### MATERIAL FOR THE TASK
*****

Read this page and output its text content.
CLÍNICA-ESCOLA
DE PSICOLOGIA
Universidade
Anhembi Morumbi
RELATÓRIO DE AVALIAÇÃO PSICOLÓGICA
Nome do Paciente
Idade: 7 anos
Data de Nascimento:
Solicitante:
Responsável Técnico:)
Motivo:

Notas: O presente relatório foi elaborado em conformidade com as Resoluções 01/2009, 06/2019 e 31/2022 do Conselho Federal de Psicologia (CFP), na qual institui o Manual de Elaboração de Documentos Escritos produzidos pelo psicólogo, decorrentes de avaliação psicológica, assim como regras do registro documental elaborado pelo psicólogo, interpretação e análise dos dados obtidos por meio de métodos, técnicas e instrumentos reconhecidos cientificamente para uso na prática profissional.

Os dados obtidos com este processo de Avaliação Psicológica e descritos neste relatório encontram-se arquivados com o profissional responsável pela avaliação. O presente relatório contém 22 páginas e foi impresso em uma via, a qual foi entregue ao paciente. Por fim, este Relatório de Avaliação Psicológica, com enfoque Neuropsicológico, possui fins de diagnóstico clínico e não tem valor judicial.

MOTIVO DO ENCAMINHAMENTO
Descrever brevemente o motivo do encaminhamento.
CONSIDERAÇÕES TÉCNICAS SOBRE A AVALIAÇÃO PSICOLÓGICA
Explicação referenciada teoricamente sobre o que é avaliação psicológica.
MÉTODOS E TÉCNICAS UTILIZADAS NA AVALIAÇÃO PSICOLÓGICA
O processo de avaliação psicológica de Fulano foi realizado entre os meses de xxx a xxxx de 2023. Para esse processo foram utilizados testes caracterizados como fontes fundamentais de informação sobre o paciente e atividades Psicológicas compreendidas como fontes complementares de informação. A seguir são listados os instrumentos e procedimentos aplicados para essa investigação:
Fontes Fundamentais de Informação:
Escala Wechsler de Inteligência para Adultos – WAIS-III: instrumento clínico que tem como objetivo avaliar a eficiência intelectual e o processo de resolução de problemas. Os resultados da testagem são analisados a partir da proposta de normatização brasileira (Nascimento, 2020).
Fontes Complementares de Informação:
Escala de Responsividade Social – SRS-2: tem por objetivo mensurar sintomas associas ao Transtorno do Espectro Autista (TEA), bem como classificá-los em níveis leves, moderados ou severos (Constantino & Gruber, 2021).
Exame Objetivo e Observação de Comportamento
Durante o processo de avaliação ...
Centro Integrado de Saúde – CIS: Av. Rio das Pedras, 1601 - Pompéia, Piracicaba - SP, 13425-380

*****

### INSTRUCTION
In the entries above, locate every line with the word "obtidos" and copy it.

### RESULT OF THIS TASK
Notas: O presente relatório foi elaborado em conformidade com as Resoluções 01/2009, 06/2019 e 31/2022 do Conselho Federal de Psicologia (CFP), na qual institui o Manual de Elaboração de Documentos Escritos produzidos pelo psicólogo, decorrentes de avaliação psicológica, assim como regras do registro documental elaborado pelo psicólogo, interpretação e análise dos dados obtidos por meio de métodos, técnicas e instrumentos reconhecidos cientificamente para uso na prática profissional.
Os dados obtidos com este processo de Avaliação Psicológica e descritos neste relatório encontram-se arquivados com o profissional responsável pela avaliação. O presente relatório contém 22 páginas e foi impresso em uma via, a qual foi entregue ao paciente. Por fim, este Relatório de Avaliação Psicológica, com enfoque Neuropsicológico, possui fins de diagnóstico clínico e não tem valor judicial.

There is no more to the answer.